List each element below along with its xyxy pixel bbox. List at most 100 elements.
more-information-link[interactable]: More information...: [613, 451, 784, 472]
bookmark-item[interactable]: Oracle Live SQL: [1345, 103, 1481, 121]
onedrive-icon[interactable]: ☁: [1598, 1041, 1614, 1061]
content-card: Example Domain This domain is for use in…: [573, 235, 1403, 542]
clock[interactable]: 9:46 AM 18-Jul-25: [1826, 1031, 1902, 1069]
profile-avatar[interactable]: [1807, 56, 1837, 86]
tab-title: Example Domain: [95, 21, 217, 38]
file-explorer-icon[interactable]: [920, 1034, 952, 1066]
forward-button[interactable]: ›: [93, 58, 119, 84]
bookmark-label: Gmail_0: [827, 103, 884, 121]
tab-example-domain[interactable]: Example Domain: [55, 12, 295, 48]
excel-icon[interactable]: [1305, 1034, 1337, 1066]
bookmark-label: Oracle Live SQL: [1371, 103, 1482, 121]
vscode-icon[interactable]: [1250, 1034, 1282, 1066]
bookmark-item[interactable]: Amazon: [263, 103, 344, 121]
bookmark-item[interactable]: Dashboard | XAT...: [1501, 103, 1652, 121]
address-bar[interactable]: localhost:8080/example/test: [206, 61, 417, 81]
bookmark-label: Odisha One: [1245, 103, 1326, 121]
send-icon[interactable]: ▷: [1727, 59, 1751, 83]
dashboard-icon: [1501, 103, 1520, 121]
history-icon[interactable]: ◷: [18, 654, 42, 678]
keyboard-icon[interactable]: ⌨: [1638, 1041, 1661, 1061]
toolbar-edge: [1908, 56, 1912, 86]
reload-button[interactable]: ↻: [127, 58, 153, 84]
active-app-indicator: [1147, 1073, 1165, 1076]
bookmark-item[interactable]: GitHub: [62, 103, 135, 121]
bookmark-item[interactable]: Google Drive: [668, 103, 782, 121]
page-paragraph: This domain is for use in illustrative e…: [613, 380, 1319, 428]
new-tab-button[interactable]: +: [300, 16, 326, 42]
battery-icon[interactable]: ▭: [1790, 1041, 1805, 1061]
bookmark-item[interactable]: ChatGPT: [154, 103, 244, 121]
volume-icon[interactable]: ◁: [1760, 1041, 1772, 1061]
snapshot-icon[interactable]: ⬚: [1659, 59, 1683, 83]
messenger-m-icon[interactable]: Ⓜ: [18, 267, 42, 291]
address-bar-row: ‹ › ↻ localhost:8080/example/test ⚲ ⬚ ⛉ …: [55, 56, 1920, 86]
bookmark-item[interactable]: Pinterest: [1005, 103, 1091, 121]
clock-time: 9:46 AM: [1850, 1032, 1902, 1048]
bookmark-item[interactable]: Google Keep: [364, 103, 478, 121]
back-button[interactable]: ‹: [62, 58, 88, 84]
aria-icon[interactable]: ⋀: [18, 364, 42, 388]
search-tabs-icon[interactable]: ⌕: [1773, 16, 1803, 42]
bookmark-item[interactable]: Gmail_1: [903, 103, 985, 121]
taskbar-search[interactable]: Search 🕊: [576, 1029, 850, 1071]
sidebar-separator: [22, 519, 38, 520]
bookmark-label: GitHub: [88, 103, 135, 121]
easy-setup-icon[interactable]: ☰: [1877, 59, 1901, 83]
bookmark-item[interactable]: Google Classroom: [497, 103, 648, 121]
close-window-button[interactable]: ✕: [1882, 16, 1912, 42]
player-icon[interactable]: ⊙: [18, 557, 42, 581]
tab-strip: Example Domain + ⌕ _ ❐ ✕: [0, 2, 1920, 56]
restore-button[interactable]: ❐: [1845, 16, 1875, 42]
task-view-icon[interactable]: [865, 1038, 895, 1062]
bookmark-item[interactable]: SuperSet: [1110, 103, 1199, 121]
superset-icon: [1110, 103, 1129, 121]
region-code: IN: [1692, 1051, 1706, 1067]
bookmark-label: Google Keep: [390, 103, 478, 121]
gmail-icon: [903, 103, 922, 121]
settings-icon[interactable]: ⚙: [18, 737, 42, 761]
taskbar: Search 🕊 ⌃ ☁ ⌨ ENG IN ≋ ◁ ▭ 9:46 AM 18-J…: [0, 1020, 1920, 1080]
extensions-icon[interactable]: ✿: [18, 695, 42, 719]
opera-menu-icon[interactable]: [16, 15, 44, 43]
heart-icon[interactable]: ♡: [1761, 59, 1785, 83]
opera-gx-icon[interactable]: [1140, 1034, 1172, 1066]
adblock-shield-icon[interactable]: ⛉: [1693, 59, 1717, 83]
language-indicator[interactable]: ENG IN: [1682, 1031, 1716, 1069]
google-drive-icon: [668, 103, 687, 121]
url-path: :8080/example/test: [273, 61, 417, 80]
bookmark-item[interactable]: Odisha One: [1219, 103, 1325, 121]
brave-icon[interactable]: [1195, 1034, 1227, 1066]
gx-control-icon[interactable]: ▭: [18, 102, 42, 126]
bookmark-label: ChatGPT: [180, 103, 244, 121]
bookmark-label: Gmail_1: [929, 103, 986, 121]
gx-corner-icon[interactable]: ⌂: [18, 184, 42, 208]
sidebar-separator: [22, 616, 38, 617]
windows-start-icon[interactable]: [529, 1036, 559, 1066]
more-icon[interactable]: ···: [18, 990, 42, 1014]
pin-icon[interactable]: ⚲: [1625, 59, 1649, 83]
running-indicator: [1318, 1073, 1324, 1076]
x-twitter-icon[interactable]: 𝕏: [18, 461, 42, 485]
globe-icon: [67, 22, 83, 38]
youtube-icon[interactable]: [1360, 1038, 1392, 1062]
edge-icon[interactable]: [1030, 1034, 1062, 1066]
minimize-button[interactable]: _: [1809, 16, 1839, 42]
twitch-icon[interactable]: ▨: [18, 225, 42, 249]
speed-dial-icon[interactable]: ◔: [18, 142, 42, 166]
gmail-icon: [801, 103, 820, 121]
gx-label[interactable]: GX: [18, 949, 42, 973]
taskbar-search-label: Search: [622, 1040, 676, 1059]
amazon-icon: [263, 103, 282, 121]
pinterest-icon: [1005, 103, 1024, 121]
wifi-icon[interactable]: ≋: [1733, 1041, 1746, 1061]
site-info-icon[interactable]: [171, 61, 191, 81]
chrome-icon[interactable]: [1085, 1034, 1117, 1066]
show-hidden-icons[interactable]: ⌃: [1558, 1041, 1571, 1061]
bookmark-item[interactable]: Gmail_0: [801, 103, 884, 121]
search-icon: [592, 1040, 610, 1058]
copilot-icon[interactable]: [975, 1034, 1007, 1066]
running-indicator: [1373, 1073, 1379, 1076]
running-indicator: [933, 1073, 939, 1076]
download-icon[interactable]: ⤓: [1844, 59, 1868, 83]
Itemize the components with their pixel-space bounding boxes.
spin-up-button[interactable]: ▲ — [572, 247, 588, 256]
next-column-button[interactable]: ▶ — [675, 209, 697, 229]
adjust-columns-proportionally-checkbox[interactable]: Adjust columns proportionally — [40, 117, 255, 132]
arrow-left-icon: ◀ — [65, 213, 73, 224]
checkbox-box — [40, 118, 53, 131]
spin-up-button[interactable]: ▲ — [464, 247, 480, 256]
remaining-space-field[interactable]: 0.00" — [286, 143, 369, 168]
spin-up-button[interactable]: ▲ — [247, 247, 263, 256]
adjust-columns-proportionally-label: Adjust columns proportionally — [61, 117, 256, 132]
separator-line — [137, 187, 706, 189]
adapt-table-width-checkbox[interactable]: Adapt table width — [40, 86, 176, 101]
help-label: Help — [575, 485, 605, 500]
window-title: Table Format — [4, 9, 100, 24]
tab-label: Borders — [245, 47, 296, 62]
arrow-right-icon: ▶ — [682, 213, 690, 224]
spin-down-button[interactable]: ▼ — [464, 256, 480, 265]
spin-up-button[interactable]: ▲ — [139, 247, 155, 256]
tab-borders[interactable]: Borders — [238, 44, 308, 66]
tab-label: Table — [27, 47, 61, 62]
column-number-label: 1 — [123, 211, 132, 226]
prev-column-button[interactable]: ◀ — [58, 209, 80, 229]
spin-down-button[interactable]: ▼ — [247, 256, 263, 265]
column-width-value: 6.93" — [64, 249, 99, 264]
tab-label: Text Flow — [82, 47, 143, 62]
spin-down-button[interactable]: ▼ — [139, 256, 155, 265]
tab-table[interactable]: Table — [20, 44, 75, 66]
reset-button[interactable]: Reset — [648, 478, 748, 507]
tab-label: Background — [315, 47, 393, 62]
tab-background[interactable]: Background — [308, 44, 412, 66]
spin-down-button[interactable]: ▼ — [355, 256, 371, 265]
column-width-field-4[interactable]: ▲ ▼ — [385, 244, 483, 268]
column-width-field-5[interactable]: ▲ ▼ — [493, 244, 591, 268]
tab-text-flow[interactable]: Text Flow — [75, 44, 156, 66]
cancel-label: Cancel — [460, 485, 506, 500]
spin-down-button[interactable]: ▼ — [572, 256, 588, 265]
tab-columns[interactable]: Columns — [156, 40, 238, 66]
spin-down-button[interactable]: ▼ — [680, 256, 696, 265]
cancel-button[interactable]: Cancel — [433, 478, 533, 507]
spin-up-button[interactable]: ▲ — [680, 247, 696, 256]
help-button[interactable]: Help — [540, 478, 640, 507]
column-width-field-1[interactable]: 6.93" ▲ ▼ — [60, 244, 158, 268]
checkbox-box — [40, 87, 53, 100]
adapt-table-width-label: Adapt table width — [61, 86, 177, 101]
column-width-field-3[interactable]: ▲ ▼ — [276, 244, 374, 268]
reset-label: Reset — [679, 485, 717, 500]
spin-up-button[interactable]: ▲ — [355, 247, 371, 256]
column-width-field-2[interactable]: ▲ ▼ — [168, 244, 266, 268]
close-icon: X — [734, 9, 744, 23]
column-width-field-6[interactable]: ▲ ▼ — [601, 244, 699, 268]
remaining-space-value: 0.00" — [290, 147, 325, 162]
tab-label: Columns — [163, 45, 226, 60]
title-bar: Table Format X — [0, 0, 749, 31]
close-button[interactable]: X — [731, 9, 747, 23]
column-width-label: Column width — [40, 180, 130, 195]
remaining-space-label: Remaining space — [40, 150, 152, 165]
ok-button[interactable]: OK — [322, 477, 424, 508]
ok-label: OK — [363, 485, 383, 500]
────────────────
GOAL:
Can you output the items verbatim, from the very start of the items through the line holding "bookmark-item[interactable]: Oracle Live", inclusive?

COMPLETE OUTPUT:
List each element below along with its xyxy pixel bbox. List at most 100 elements.
more-information-link[interactable]: More information...: [613, 451, 784, 472]
bookmark-item[interactable]: Oracle Live SQL: [1345, 103, 1481, 121]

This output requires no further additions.